Pictures stay out; everything else in the records below is copied exactly.

** START RECORDS SUPPLIED **

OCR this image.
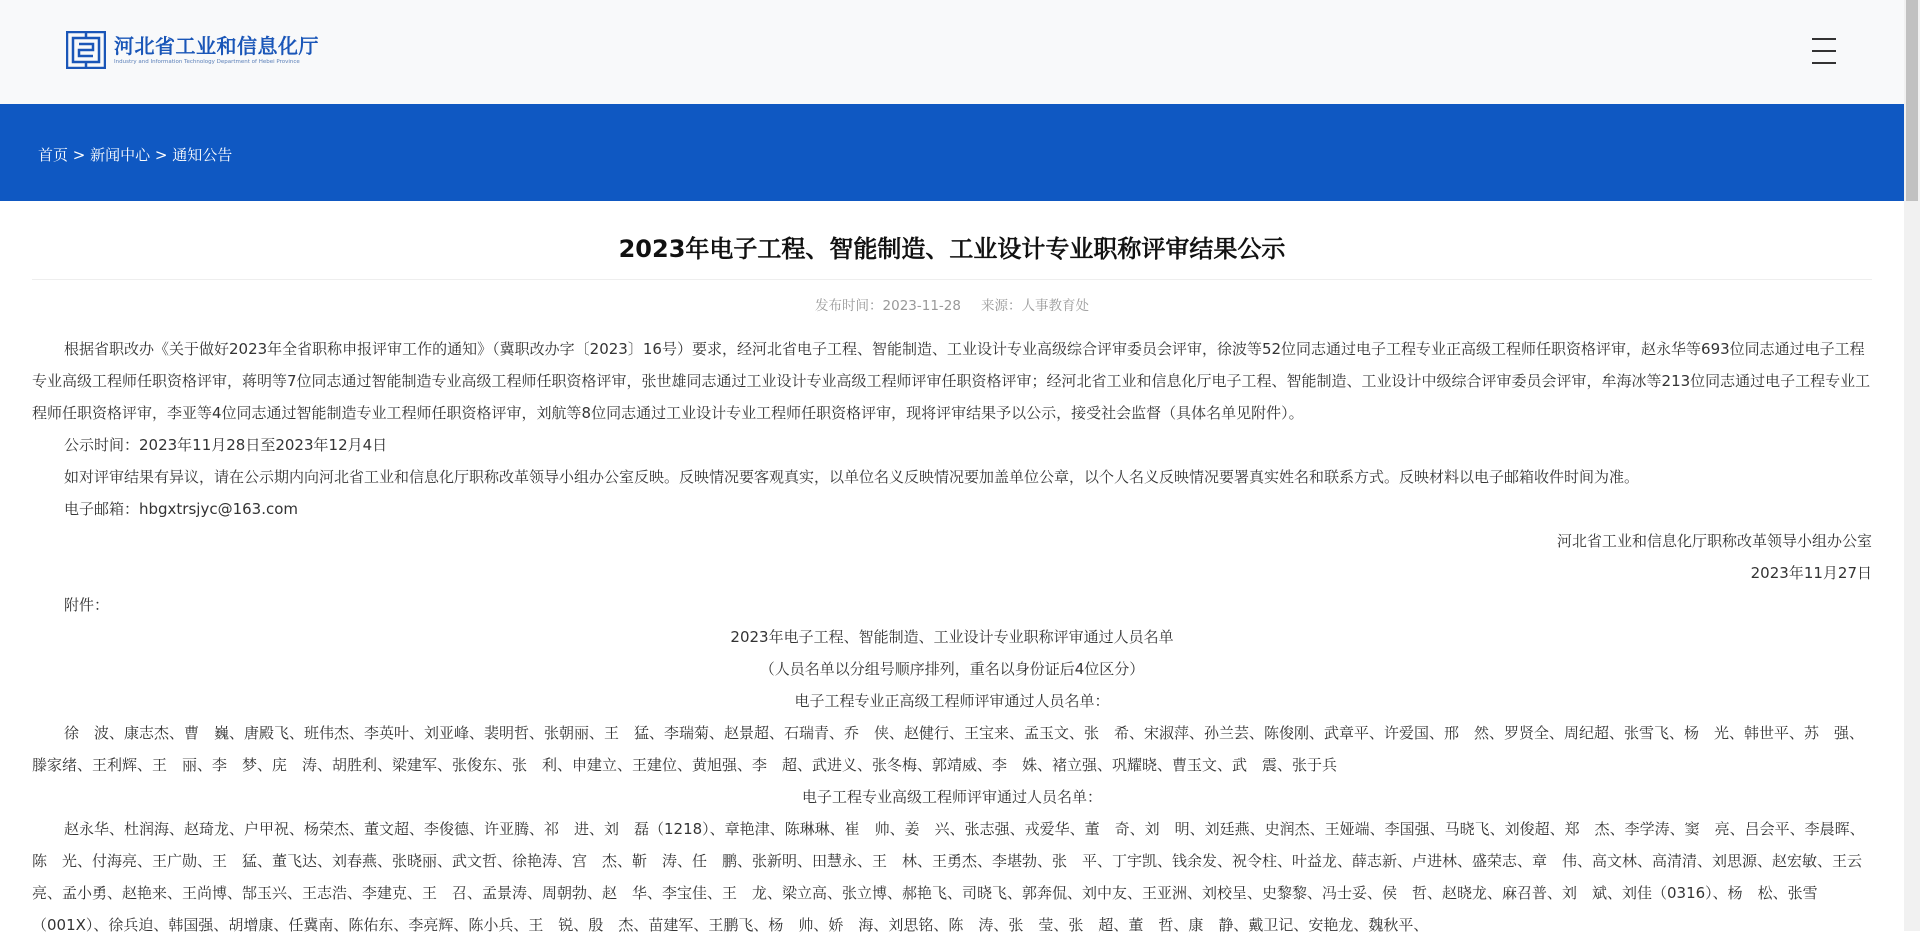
河北省工业和信息化厅
Industry and Information Technology Department of Hebei Province
首页 > 新闻中心 > 通知公告
2023年电子工程、智能制造、工业设计专业职称评审结果公示
发布时间：2023-11-28 来源：人事教育处

根据省职改办《关于做好2023年全省职称申报评审工作的通知》（冀职改办字〔2023〕16号）要求，经河北省电子工程、智能制造、工业设计专业高级综合评审委员会评审，徐波等52位同志通过电子工程专业正高级工程师任职资格评审，赵永华等693位同志通过电子工程专业高级工程师任职资格评审，蒋明等7位同志通过智能制造专业高级工程师任职资格评审，张世雄同志通过工业设计专业高级工程师评审任职资格评审；经河北省工业和信息化厅电子工程、智能制造、工业设计中级综合评审委员会评审，牟海冰等213位同志通过电子工程专业工程师任职资格评审，李亚等4位同志通过智能制造专业工程师任职资格评审，刘航等8位同志通过工业设计专业工程师任职资格评审，现将评审结果予以公示，接受社会监督（具体名单见附件）。

公示时间：2023年11月28日至2023年12月4日

如对评审结果有异议，请在公示期内向河北省工业和信息化厅职称改革领导小组办公室反映。反映情况要客观真实，以单位名义反映情况要加盖单位公章，以个人名义反映情况要署真实姓名和联系方式。反映材料以电子邮箱收件时间为准。

电子邮箱：hbgxtrsjyc@163.com

河北省工业和信息化厅职称改革领导小组办公室

2023年11月27日

附件：

2023年电子工程、智能制造、工业设计专业职称评审通过人员名单

（人员名单以分组号顺序排列，重名以身份证后4位区分）

电子工程专业正高级工程师评审通过人员名单：

徐　波、康志杰、曹　巍、唐殿飞、班伟杰、李英叶、刘亚峰、裴明哲、张朝丽、王　猛、李瑞菊、赵景超、石瑞青、乔　侠、赵健行、王宝来、孟玉文、张　希、宋淑萍、孙兰芸、陈俊刚、武章平、许爱国、邢　然、罗贤全、周纪超、张雪飞、杨　光、韩世平、苏　强、滕家绪、王利辉、王　丽、李　梦、庑　涛、胡胜利、梁建军、张俊东、张　利、申建立、王建位、黄旭强、李　超、武进义、张冬梅、郭靖威、李　姝、褚立强、巩耀晓、曹玉文、武　震、张于兵

电子工程专业高级工程师评审通过人员名单：

赵永华、杜润海、赵琦龙、户甲祝、杨荣杰、董文超、李俊德、许亚腾、祁　进、刘　磊（1218）、章艳津、陈琳琳、崔　帅、姜　兴、张志强、戎爱华、董　奇、刘　明、刘廷燕、史润杰、王娅端、李国强、马晓飞、刘俊超、郑　杰、李学涛、窦　亮、吕会平、李晨晖、陈　光、付海亮、王广勋、王　猛、董飞达、刘春燕、张晓丽、武文哲、徐艳涛、宫　杰、靳　涛、任　鹏、张新明、田慧永、王　林、王勇杰、李堪勃、张　平、丁宇凯、钱余发、祝令柱、叶益龙、薛志新、卢进林、盛荣志、章　伟、高文林、高清清、刘思源、赵宏敏、王云亮、孟小勇、赵艳来、王尚博、郜玉兴、王志浩、李建克、王　召、孟景涛、周朝勃、赵　华、李宝佳、王　龙、梁立高、张立博、郝艳飞、司晓飞、郭奔侃、刘中友、王亚洲、刘校呈、史黎黎、冯士妥、侯　哲、赵晓龙、麻召普、刘　斌、刘佳（0316）、杨　松、张雪（001X）、徐兵迫、韩国强、胡增康、任冀南、陈佑东、李亮辉、陈小兵、王　锐、殷　杰、苗建军、王鹏飞、杨　帅、娇　海、刘思铭、陈　涛、张　莹、张　超、董　哲、康　静、戴卫记、安艳龙、魏秋平、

** END RECORDS SUPPLIED **

FULL ANSWER ▸
OCR this image.
河北省工业和信息化厅
Industry and Information Technology Department of Hebei Province
首页 > 新闻中心 > 通知公告
2023年电子工程、智能制造、工业设计专业职称评审结果公示
发布时间：2023-11-28 来源：人事教育处

根据省职改办《关于做好2023年全省职称申报评审工作的通知》（冀职改办字〔2023〕16号）要求，经河北省电子工程、智能制造、工业设计专业高级综合评审委员会评审，徐波等52位同志通过电子工程专业正高级工程师任职资格评审，赵永华等693位同志通过电子工程专业高级工程师任职资格评审，蒋明等7位同志通过智能制造专业高级工程师任职资格评审，张世雄同志通过工业设计专业高级工程师评审任职资格评审；经河北省工业和信息化厅电子工程、智能制造、工业设计中级综合评审委员会评审，牟海冰等213位同志通过电子工程专业工程师任职资格评审，李亚等4位同志通过智能制造专业工程师任职资格评审，刘航等8位同志通过工业设计专业工程师任职资格评审，现将评审结果予以公示，接受社会监督（具体名单见附件）。

公示时间：2023年11月28日至2023年12月4日

如对评审结果有异议，请在公示期内向河北省工业和信息化厅职称改革领导小组办公室反映。反映情况要客观真实，以单位名义反映情况要加盖单位公章，以个人名义反映情况要署真实姓名和联系方式。反映材料以电子邮箱收件时间为准。

电子邮箱：hbgxtrsjyc@163.com

河北省工业和信息化厅职称改革领导小组办公室

2023年11月27日

附件：

2023年电子工程、智能制造、工业设计专业职称评审通过人员名单

（人员名单以分组号顺序排列，重名以身份证后4位区分）

电子工程专业正高级工程师评审通过人员名单：

徐　波、康志杰、曹　巍、唐殿飞、班伟杰、李英叶、刘亚峰、裴明哲、张朝丽、王　猛、李瑞菊、赵景超、石瑞青、乔　侠、赵健行、王宝来、孟玉文、张　希、宋淑萍、孙兰芸、陈俊刚、武章平、许爱国、邢　然、罗贤全、周纪超、张雪飞、杨　光、韩世平、苏　强、滕家绪、王利辉、王　丽、李　梦、庑　涛、胡胜利、梁建军、张俊东、张　利、申建立、王建位、黄旭强、李　超、武进义、张冬梅、郭靖威、李　姝、褚立强、巩耀晓、曹玉文、武　震、张于兵

电子工程专业高级工程师评审通过人员名单：

赵永华、杜润海、赵琦龙、户甲祝、杨荣杰、董文超、李俊德、许亚腾、祁　进、刘　磊（1218）、章艳津、陈琳琳、崔　帅、姜　兴、张志强、戎爱华、董　奇、刘　明、刘廷燕、史润杰、王娅端、李国强、马晓飞、刘俊超、郑　杰、李学涛、窦　亮、吕会平、李晨晖、陈　光、付海亮、王广勋、王　猛、董飞达、刘春燕、张晓丽、武文哲、徐艳涛、宫　杰、靳　涛、任　鹏、张新明、田慧永、王　林、王勇杰、李堪勃、张　平、丁宇凯、钱余发、祝令柱、叶益龙、薛志新、卢进林、盛荣志、章　伟、高文林、高清清、刘思源、赵宏敏、王云亮、孟小勇、赵艳来、王尚博、郜玉兴、王志浩、李建克、王　召、孟景涛、周朝勃、赵　华、李宝佳、王　龙、梁立高、张立博、郝艳飞、司晓飞、郭奔侃、刘中友、王亚洲、刘校呈、史黎黎、冯士妥、侯　哲、赵晓龙、麻召普、刘　斌、刘佳（0316）、杨　松、张雪（001X）、徐兵迫、韩国强、胡增康、任冀南、陈佑东、李亮辉、陈小兵、王　锐、殷　杰、苗建军、王鹏飞、杨　帅、娇　海、刘思铭、陈　涛、张　莹、张　超、董　哲、康　静、戴卫记、安艳龙、魏秋平、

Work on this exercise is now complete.